-- START OF Material provided --
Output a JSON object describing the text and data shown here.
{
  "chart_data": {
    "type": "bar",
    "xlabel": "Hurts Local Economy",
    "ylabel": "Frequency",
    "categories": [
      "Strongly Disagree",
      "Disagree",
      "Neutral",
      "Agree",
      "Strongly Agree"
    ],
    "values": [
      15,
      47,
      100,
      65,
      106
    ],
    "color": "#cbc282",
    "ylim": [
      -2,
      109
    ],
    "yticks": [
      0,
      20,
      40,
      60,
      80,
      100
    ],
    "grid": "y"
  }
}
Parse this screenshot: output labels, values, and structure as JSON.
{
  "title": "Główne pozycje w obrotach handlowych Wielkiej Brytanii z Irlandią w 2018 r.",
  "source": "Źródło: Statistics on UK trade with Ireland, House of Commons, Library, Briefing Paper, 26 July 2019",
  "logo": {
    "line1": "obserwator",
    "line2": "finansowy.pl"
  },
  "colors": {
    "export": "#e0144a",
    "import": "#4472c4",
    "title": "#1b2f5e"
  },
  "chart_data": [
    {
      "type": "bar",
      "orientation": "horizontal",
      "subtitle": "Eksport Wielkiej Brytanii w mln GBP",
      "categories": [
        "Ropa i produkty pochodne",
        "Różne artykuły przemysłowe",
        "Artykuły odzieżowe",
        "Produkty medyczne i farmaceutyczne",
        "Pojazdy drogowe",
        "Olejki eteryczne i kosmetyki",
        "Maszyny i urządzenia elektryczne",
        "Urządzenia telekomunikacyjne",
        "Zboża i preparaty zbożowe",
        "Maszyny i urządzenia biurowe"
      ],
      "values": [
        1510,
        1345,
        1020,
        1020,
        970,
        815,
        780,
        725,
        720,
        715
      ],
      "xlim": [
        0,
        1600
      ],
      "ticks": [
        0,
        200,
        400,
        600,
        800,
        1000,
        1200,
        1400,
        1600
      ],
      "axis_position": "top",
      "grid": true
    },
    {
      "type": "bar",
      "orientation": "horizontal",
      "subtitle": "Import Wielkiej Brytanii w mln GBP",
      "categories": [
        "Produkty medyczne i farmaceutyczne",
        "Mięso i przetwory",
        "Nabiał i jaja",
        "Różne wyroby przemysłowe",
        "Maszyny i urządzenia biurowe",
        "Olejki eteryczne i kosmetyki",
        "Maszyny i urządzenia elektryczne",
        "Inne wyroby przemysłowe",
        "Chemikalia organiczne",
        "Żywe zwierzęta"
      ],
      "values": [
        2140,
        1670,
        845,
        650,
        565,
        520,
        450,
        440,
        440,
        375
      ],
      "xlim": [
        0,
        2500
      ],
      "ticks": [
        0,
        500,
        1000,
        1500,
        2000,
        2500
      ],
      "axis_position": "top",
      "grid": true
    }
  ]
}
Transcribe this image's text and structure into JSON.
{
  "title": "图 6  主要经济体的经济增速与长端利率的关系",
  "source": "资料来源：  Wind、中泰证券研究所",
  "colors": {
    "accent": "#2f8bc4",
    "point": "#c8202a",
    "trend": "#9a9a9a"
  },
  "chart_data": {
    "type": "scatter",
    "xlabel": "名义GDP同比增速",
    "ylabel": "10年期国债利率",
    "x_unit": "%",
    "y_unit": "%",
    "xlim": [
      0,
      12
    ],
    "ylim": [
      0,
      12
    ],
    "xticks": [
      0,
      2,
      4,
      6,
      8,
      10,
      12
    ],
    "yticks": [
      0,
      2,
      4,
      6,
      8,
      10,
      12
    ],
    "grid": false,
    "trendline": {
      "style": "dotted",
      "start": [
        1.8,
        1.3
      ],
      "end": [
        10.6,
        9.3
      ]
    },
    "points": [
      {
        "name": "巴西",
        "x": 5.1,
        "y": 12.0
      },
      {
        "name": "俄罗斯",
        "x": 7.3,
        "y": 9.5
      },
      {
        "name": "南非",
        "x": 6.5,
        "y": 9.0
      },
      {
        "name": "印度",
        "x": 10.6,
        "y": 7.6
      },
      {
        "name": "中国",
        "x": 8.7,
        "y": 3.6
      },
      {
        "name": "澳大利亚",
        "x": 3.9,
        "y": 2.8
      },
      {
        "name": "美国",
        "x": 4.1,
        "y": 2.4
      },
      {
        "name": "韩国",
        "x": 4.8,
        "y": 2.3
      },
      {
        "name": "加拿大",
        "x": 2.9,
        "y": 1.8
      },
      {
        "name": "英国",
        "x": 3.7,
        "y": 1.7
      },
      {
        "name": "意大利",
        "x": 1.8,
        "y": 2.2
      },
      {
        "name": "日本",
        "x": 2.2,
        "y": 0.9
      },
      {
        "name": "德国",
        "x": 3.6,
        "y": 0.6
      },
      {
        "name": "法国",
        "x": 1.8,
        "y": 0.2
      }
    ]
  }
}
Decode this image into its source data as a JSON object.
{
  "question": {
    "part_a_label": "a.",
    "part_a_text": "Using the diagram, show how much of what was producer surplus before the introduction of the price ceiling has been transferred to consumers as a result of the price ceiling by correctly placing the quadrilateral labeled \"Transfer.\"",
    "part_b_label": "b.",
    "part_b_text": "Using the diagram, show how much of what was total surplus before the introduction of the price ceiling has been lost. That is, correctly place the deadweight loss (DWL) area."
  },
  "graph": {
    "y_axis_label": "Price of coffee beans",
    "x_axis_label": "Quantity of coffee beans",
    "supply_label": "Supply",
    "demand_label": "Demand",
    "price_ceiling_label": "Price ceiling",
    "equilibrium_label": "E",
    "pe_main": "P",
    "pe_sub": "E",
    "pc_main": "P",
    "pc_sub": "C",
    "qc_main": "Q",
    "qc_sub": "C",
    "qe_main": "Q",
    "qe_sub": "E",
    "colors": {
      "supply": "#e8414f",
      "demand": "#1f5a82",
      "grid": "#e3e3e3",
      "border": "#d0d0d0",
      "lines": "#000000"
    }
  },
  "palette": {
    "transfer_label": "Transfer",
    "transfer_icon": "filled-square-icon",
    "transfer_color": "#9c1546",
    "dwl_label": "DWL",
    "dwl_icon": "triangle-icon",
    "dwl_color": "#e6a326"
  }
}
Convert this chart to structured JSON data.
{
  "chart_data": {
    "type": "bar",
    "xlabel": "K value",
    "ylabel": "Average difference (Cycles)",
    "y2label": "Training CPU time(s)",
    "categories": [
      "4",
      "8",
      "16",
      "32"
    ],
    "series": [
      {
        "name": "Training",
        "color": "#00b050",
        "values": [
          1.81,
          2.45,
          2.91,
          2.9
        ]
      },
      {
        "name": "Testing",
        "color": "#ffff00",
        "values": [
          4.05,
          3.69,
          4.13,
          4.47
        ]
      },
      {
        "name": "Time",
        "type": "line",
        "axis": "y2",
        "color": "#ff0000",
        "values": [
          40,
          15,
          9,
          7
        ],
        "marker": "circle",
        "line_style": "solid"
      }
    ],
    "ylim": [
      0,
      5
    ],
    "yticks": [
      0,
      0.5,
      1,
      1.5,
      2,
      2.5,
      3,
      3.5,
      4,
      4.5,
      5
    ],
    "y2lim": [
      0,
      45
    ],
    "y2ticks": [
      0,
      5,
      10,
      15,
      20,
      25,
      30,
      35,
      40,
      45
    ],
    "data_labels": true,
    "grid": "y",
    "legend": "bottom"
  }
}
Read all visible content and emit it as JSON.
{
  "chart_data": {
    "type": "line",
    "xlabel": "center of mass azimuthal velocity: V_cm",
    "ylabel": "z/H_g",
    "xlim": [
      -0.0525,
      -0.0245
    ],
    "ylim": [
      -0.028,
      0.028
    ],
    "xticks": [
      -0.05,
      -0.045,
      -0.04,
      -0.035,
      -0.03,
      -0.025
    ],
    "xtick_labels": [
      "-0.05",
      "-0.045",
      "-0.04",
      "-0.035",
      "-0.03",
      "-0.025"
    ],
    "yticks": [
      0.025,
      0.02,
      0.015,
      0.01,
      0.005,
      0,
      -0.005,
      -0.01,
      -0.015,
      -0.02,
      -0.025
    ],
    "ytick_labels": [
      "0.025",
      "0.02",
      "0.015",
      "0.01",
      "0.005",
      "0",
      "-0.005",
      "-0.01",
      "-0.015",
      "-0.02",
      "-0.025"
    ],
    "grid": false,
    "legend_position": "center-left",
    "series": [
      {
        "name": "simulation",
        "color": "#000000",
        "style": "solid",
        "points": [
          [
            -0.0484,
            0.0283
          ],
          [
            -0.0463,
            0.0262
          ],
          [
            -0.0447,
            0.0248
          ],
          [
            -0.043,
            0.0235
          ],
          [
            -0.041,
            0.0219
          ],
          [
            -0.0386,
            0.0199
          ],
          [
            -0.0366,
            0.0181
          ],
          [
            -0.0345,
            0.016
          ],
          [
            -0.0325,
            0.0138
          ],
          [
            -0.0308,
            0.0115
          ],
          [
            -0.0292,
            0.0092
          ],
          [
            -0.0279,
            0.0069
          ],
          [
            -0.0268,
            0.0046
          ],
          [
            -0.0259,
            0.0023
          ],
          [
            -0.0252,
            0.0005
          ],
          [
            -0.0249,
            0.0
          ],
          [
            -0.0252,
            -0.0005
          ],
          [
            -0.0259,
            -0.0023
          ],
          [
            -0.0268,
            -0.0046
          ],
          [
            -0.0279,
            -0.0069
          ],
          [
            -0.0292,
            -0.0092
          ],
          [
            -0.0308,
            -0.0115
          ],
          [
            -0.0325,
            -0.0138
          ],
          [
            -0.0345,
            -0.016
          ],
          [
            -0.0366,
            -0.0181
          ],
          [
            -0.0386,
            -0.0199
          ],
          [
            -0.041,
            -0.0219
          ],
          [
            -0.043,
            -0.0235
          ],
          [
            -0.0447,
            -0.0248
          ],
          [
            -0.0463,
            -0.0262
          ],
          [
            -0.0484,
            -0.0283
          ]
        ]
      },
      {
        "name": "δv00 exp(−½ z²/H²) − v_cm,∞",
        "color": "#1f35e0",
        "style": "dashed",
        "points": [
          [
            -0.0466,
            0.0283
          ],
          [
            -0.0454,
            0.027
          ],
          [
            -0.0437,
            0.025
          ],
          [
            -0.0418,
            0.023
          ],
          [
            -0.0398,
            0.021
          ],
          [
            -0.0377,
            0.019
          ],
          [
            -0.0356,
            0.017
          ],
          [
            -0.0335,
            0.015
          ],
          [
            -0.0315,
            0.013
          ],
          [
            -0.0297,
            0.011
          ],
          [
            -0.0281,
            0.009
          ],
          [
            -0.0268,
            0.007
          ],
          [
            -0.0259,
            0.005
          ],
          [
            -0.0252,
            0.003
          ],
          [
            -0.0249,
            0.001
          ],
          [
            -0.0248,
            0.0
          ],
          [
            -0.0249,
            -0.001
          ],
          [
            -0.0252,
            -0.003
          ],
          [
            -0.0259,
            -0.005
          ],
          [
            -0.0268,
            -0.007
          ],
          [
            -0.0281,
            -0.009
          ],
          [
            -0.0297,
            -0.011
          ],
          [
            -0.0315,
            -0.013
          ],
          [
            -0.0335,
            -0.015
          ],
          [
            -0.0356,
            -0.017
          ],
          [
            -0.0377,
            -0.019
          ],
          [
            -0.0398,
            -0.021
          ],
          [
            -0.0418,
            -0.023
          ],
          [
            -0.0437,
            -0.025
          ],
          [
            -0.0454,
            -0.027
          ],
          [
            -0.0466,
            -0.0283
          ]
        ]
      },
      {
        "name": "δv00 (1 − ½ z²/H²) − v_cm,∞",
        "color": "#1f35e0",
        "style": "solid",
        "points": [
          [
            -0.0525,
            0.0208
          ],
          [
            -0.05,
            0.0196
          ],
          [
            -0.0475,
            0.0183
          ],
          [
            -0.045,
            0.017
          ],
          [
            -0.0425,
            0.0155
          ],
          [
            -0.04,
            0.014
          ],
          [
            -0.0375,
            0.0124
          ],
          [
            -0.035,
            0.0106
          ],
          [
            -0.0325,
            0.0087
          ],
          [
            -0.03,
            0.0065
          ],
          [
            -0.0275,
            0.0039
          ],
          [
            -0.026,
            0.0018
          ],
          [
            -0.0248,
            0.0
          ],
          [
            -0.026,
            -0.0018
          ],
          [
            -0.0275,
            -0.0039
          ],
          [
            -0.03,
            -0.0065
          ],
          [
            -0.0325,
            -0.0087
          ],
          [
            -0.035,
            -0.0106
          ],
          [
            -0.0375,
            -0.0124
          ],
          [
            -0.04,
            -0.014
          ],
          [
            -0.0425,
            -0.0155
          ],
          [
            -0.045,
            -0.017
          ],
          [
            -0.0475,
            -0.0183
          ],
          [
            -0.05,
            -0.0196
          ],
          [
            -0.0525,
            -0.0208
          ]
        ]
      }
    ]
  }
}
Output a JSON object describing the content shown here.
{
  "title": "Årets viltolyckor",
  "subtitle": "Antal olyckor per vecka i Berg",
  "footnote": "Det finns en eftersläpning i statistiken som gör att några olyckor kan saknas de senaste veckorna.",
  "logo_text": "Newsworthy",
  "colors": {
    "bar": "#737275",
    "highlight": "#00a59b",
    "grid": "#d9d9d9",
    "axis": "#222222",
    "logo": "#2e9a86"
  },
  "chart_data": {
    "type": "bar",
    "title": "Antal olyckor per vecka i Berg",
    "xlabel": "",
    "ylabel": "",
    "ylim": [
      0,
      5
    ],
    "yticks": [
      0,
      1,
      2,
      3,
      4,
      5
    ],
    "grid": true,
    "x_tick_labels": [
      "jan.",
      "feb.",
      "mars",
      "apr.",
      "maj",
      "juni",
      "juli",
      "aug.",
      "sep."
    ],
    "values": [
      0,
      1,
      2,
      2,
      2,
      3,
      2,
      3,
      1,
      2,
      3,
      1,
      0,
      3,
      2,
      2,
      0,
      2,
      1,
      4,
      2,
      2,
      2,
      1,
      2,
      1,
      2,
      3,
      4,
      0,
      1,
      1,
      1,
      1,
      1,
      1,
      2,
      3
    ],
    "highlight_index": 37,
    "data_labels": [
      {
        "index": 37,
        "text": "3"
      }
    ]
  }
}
-- END OF Material provided --
What is needed:
From the data, pick out every line that includes "beans".

Result of the task:
    "y_axis_label": "Price of coffee beans",
    "x_axis_label": "Quantity of coffee beans",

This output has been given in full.